- **What to work on**:
Retype every line of the items below without any change, and omit the pictures from your answer.

Stored items

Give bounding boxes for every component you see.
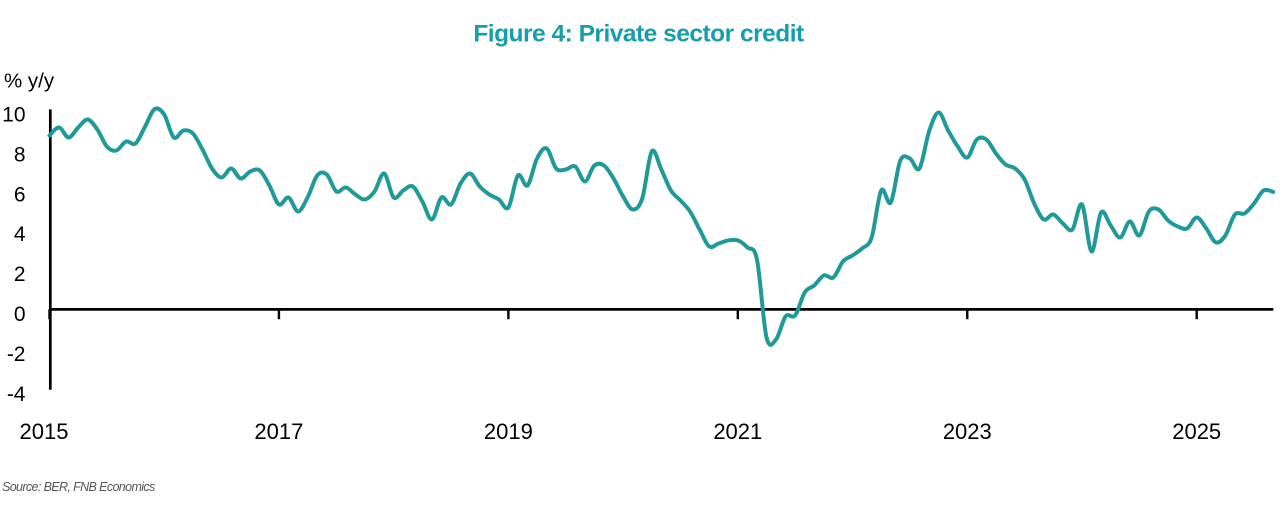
svg-text:2017: 2017 [254, 419, 303, 444]
svg-text:4: 4 [14, 223, 26, 246]
svg-text:-4: -4 [7, 383, 26, 406]
svg-text:8: 8 [14, 143, 26, 166]
svg-text:2015: 2015 [20, 419, 69, 444]
svg-text:2023: 2023 [943, 419, 992, 444]
svg-text:% y/y: % y/y [4, 70, 55, 93]
svg-text:2019: 2019 [484, 419, 533, 444]
svg-text:Figure 4: Private sector credi: Figure 4: Private sector credit [473, 21, 804, 48]
svg-text:-2: -2 [7, 343, 26, 366]
svg-text:6: 6 [14, 183, 26, 206]
svg-text:2021: 2021 [713, 419, 762, 444]
svg-text:2: 2 [14, 263, 26, 286]
svg-text:2025: 2025 [1172, 419, 1221, 444]
svg-text:10: 10 [2, 103, 25, 126]
svg-text:Source: BER, FNB Economics: Source: BER, FNB Economics [2, 480, 155, 494]
svg-text:0: 0 [14, 303, 26, 326]
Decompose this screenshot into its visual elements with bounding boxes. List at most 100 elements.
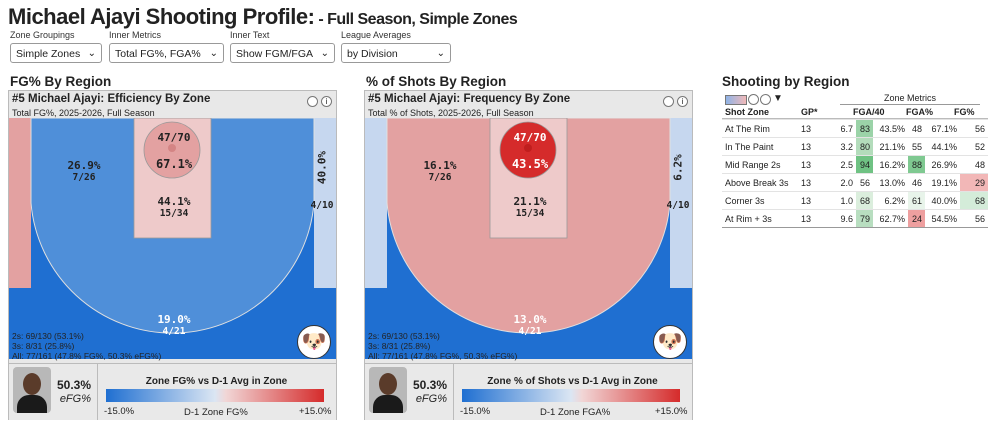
fgp-rank: 29 xyxy=(960,173,988,192)
fgap-cell: 13.0% xyxy=(873,173,908,192)
group-underline xyxy=(840,104,980,105)
fgp-cell: 26.9% xyxy=(925,155,960,174)
table-row: At Rim + 3s 13 9.6 79 62.7% 24 54.5% 56 xyxy=(722,209,988,228)
mid-fraction: 7/26 xyxy=(72,172,96,183)
corner-pct: 40.0% xyxy=(315,150,329,185)
fga40-cell: 1.0 xyxy=(828,191,856,210)
zone-groupings-select[interactable]: Simple Zones ⌄ xyxy=(10,43,102,63)
hoop-icon xyxy=(168,144,176,152)
col-fgp[interactable]: FG% xyxy=(954,107,975,117)
efficiency-court-panel: #5 Michael Ajayi: Efficiency By Zone Tot… xyxy=(8,90,337,420)
fgap-cell: 6.2% xyxy=(873,191,908,210)
legend-max: +15.0% xyxy=(655,406,688,417)
efg-value: 50.3% xyxy=(56,378,91,392)
chevron-down-icon: ⌄ xyxy=(209,48,218,59)
fga40-cell: 3.2 xyxy=(828,137,856,156)
stats-all: All: 77/161 (47.8% FG%, 50.3% eFG%) xyxy=(368,351,518,361)
zone-right-corner-3 xyxy=(314,118,336,288)
legend-area: 50.3% eFG% Zone % of Shots vs D-1 Avg in… xyxy=(365,363,692,420)
fgp-cell: 19.1% xyxy=(925,173,960,192)
fgap-cell: 21.1% xyxy=(873,137,908,156)
league-averages-label: League Averages xyxy=(341,30,411,40)
zone-cell: Mid Range 2s xyxy=(722,155,798,174)
info-icon[interactable]: i xyxy=(321,96,332,107)
league-averages-select[interactable]: by Division ⌄ xyxy=(341,43,451,63)
inner-metrics-select[interactable]: Total FG%, FGA% ⌄ xyxy=(109,43,224,63)
fga40-cell: 6.7 xyxy=(828,119,856,138)
efficiency-court xyxy=(9,118,336,359)
zone-groupings-label: Zone Groupings xyxy=(10,30,75,40)
page-title: Michael Ajayi Shooting Profile: - Full S… xyxy=(8,4,518,29)
frequency-court-panel: #5 Michael Ajayi: Frequency By Zone Tota… xyxy=(364,90,693,420)
legend-toggle-icon[interactable] xyxy=(725,95,747,105)
inner-text-label: Inner Text xyxy=(230,30,270,40)
shooting-table: At The Rim 13 6.7 83 43.5% 48 67.1% 56 I… xyxy=(722,119,988,228)
toggle-icon[interactable] xyxy=(307,96,318,107)
hoop-icon xyxy=(524,144,532,152)
legend-area: 50.3% eFG% Zone FG% vs D-1 Avg in Zone -… xyxy=(9,363,336,420)
col-shot-zone[interactable]: Shot Zone xyxy=(725,107,769,117)
mid-pct: 16.1% xyxy=(423,159,457,172)
panel-title: #5 Michael Ajayi: Efficiency By Zone xyxy=(12,93,211,105)
legend-mid: D-1 Zone FGA% xyxy=(540,407,611,418)
fgp-cell: 40.0% xyxy=(925,191,960,210)
rim-pct: 43.5% xyxy=(511,157,549,171)
gp-cell: 13 xyxy=(798,119,828,138)
panel-title: #5 Michael Ajayi: Frequency By Zone xyxy=(368,93,571,105)
fga40-rank: 83 xyxy=(856,119,873,138)
table-row: In The Paint 13 3.2 80 21.1% 55 44.1% 52 xyxy=(722,137,988,156)
legend-divider xyxy=(97,364,98,420)
team-logo-icon: 🐶 xyxy=(653,325,687,359)
inner-text-select[interactable]: Show FGM/FGA ⌄ xyxy=(230,43,335,63)
col-fga40[interactable]: FGA/40 xyxy=(853,107,885,117)
fgp-rank: 48 xyxy=(960,155,988,174)
paint-fraction: 15/34 xyxy=(515,208,545,219)
zone-cell: At The Rim xyxy=(722,119,798,138)
rim-fraction: 47/70 xyxy=(157,131,191,144)
panel-subtitle: Total FG%, 2025-2026, Full Season xyxy=(12,108,155,118)
player-avatar xyxy=(369,367,407,413)
efg-label: eFG% xyxy=(59,393,91,405)
fga40-rank: 68 xyxy=(856,191,873,210)
legend-gradient xyxy=(106,389,324,402)
inner-metrics-label: Inner Metrics xyxy=(109,30,162,40)
three-pct: 19.0% xyxy=(157,313,191,326)
legend-max: +15.0% xyxy=(299,406,332,417)
fgap-rank: 61 xyxy=(908,191,925,210)
fga40-rank: 94 xyxy=(856,155,873,174)
legend-mid: D-1 Zone FG% xyxy=(184,407,248,418)
gp-cell: 13 xyxy=(798,191,828,210)
settings-icon[interactable] xyxy=(760,94,771,105)
shooting-table-wrap: ▼ Zone Metrics Shot Zone GP* FGA/40 FGA%… xyxy=(722,90,988,228)
fgp-rank: 56 xyxy=(960,209,988,228)
three-fraction: 4/21 xyxy=(162,326,186,337)
three-pct: 13.0% xyxy=(513,313,547,326)
col-fgap[interactable]: FGA% xyxy=(906,107,933,117)
info-icon[interactable]: i xyxy=(677,96,688,107)
gp-cell: 13 xyxy=(798,155,828,174)
fgap-rank: 24 xyxy=(908,209,925,228)
corner-fraction: 4/10 xyxy=(310,200,334,211)
legend-gradient xyxy=(462,389,680,402)
table-row: Above Break 3s 13 2.0 56 13.0% 46 19.1% … xyxy=(722,173,988,192)
download-icon[interactable]: ▼ xyxy=(773,93,783,104)
fgap-rank: 55 xyxy=(908,137,925,156)
efg-label: eFG% xyxy=(415,393,447,405)
col-gp[interactable]: GP* xyxy=(801,107,818,117)
mid-fraction: 7/26 xyxy=(428,172,452,183)
legend-min: -15.0% xyxy=(104,406,135,417)
stats-all: All: 77/161 (47.8% FG%, 50.3% eFG%) xyxy=(12,351,162,361)
stats-3s: 3s: 8/31 (25.8%) xyxy=(368,341,431,351)
toggle-icon[interactable] xyxy=(663,96,674,107)
group-header: Zone Metrics xyxy=(883,93,936,103)
rim-pct: 67.1% xyxy=(155,157,193,171)
fgap-rank: 48 xyxy=(908,119,925,138)
chevron-down-icon: ⌄ xyxy=(436,48,445,59)
toggle-icon[interactable] xyxy=(748,94,759,105)
zone-right-corner-3 xyxy=(670,118,692,288)
frequency-court xyxy=(365,118,692,359)
zone-cell: In The Paint xyxy=(722,137,798,156)
fga40-cell: 2.5 xyxy=(828,155,856,174)
paint-pct: 21.1% xyxy=(513,195,547,208)
zone-left-corner-3 xyxy=(9,118,31,288)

- **Response**:
Give bounding boxes for every component you see.
svg-text:2017: 2017 [254, 419, 303, 444]
svg-text:4: 4 [14, 223, 26, 246]
svg-text:-4: -4 [7, 383, 26, 406]
svg-text:8: 8 [14, 143, 26, 166]
svg-text:2015: 2015 [20, 419, 69, 444]
svg-text:2023: 2023 [943, 419, 992, 444]
svg-text:% y/y: % y/y [4, 70, 55, 93]
svg-text:2019: 2019 [484, 419, 533, 444]
svg-text:Figure 4: Private sector credi: Figure 4: Private sector credit [473, 21, 804, 48]
svg-text:-2: -2 [7, 343, 26, 366]
svg-text:6: 6 [14, 183, 26, 206]
svg-text:2021: 2021 [713, 419, 762, 444]
svg-text:2: 2 [14, 263, 26, 286]
svg-text:2025: 2025 [1172, 419, 1221, 444]
svg-text:10: 10 [2, 103, 25, 126]
svg-text:Source: BER, FNB Economics: Source: BER, FNB Economics [2, 480, 155, 494]
svg-text:0: 0 [14, 303, 26, 326]
Decompose this screenshot into its visual elements with bounding boxes. List at most 100 elements.
fgp-rank: 29 xyxy=(960,173,988,192)
fgap-cell: 13.0% xyxy=(873,173,908,192)
group-underline xyxy=(840,104,980,105)
fgp-cell: 26.9% xyxy=(925,155,960,174)
table-row: At Rim + 3s 13 9.6 79 62.7% 24 54.5% 56 xyxy=(722,209,988,228)
mid-fraction: 7/26 xyxy=(72,172,96,183)
corner-pct: 40.0% xyxy=(315,150,329,185)
fga40-cell: 1.0 xyxy=(828,191,856,210)
zone-groupings-select[interactable]: Simple Zones ⌄ xyxy=(10,43,102,63)
hoop-icon xyxy=(168,144,176,152)
col-fgp[interactable]: FG% xyxy=(954,107,975,117)
efficiency-court-panel: #5 Michael Ajayi: Efficiency By Zone Tot… xyxy=(8,90,337,420)
fgap-cell: 6.2% xyxy=(873,191,908,210)
legend-max: +15.0% xyxy=(655,406,688,417)
efg-value: 50.3% xyxy=(56,378,91,392)
chevron-down-icon: ⌄ xyxy=(209,48,218,59)
fga40-cell: 3.2 xyxy=(828,137,856,156)
stats-all: All: 77/161 (47.8% FG%, 50.3% eFG%) xyxy=(368,351,518,361)
zone-right-corner-3 xyxy=(314,118,336,288)
legend-area: 50.3% eFG% Zone % of Shots vs D-1 Avg in… xyxy=(365,363,692,420)
fgp-cell: 19.1% xyxy=(925,173,960,192)
fgap-cell: 21.1% xyxy=(873,137,908,156)
league-averages-label: League Averages xyxy=(341,30,411,40)
zone-cell: Mid Range 2s xyxy=(722,155,798,174)
info-icon[interactable]: i xyxy=(321,96,332,107)
league-averages-select[interactable]: by Division ⌄ xyxy=(341,43,451,63)
inner-metrics-select[interactable]: Total FG%, FGA% ⌄ xyxy=(109,43,224,63)
fga40-cell: 6.7 xyxy=(828,119,856,138)
efficiency-court xyxy=(9,118,336,359)
zone-groupings-label: Zone Groupings xyxy=(10,30,75,40)
page-title: Michael Ajayi Shooting Profile: - Full S… xyxy=(8,4,518,29)
frequency-court-panel: #5 Michael Ajayi: Frequency By Zone Tota… xyxy=(364,90,693,420)
legend-toggle-icon[interactable] xyxy=(725,95,747,105)
inner-text-label: Inner Text xyxy=(230,30,270,40)
shooting-table: At The Rim 13 6.7 83 43.5% 48 67.1% 56 I… xyxy=(722,119,988,228)
toggle-icon[interactable] xyxy=(307,96,318,107)
hoop-icon xyxy=(524,144,532,152)
legend-area: 50.3% eFG% Zone FG% vs D-1 Avg in Zone -… xyxy=(9,363,336,420)
col-shot-zone[interactable]: Shot Zone xyxy=(725,107,769,117)
mid-pct: 16.1% xyxy=(423,159,457,172)
panel-title: #5 Michael Ajayi: Efficiency By Zone xyxy=(12,93,211,105)
legend-mid: D-1 Zone FGA% xyxy=(540,407,611,418)
fgp-cell: 40.0% xyxy=(925,191,960,210)
rim-pct: 43.5% xyxy=(511,157,549,171)
gp-cell: 13 xyxy=(798,119,828,138)
panel-title: #5 Michael Ajayi: Frequency By Zone xyxy=(368,93,571,105)
fga40-rank: 83 xyxy=(856,119,873,138)
table-row: In The Paint 13 3.2 80 21.1% 55 44.1% 52 xyxy=(722,137,988,156)
legend-divider xyxy=(97,364,98,420)
team-logo-icon: 🐶 xyxy=(653,325,687,359)
inner-text-select[interactable]: Show FGM/FGA ⌄ xyxy=(230,43,335,63)
col-fga40[interactable]: FGA/40 xyxy=(853,107,885,117)
fgp-rank: 48 xyxy=(960,155,988,174)
paint-fraction: 15/34 xyxy=(515,208,545,219)
zone-cell: At The Rim xyxy=(722,119,798,138)
rim-fraction: 47/70 xyxy=(157,131,191,144)
panel-subtitle: Total FG%, 2025-2026, Full Season xyxy=(12,108,155,118)
player-avatar xyxy=(369,367,407,413)
efg-label: eFG% xyxy=(59,393,91,405)
fga40-rank: 68 xyxy=(856,191,873,210)
legend-gradient xyxy=(106,389,324,402)
inner-metrics-label: Inner Metrics xyxy=(109,30,162,40)
three-pct: 19.0% xyxy=(157,313,191,326)
legend-max: +15.0% xyxy=(299,406,332,417)
fgap-rank: 61 xyxy=(908,191,925,210)
fga40-rank: 94 xyxy=(856,155,873,174)
legend-mid: D-1 Zone FG% xyxy=(184,407,248,418)
gp-cell: 13 xyxy=(798,191,828,210)
settings-icon[interactable] xyxy=(760,94,771,105)
shooting-table-wrap: ▼ Zone Metrics Shot Zone GP* FGA/40 FGA%… xyxy=(722,90,988,228)
fgp-rank: 56 xyxy=(960,209,988,228)
three-fraction: 4/21 xyxy=(162,326,186,337)
three-pct: 13.0% xyxy=(513,313,547,326)
col-fgap[interactable]: FGA% xyxy=(906,107,933,117)
info-icon[interactable]: i xyxy=(677,96,688,107)
gp-cell: 13 xyxy=(798,155,828,174)
fgap-rank: 24 xyxy=(908,209,925,228)
corner-fraction: 4/10 xyxy=(310,200,334,211)
legend-gradient xyxy=(462,389,680,402)
table-row: Above Break 3s 13 2.0 56 13.0% 46 19.1% … xyxy=(722,173,988,192)
download-icon[interactable]: ▼ xyxy=(773,93,783,104)
fgap-rank: 55 xyxy=(908,137,925,156)
efg-label: eFG% xyxy=(415,393,447,405)
col-gp[interactable]: GP* xyxy=(801,107,818,117)
mid-fraction: 7/26 xyxy=(428,172,452,183)
legend-min: -15.0% xyxy=(104,406,135,417)
stats-all: All: 77/161 (47.8% FG%, 50.3% eFG%) xyxy=(12,351,162,361)
stats-3s: 3s: 8/31 (25.8%) xyxy=(368,341,431,351)
toggle-icon[interactable] xyxy=(663,96,674,107)
group-header: Zone Metrics xyxy=(883,93,936,103)
rim-pct: 67.1% xyxy=(155,157,193,171)
fgap-rank: 48 xyxy=(908,119,925,138)
chevron-down-icon: ⌄ xyxy=(436,48,445,59)
toggle-icon[interactable] xyxy=(748,94,759,105)
zone-right-corner-3 xyxy=(670,118,692,288)
frequency-court xyxy=(365,118,692,359)
zone-cell: In The Paint xyxy=(722,137,798,156)
fga40-cell: 2.5 xyxy=(828,155,856,174)
paint-pct: 21.1% xyxy=(513,195,547,208)
zone-left-corner-3 xyxy=(9,118,31,288)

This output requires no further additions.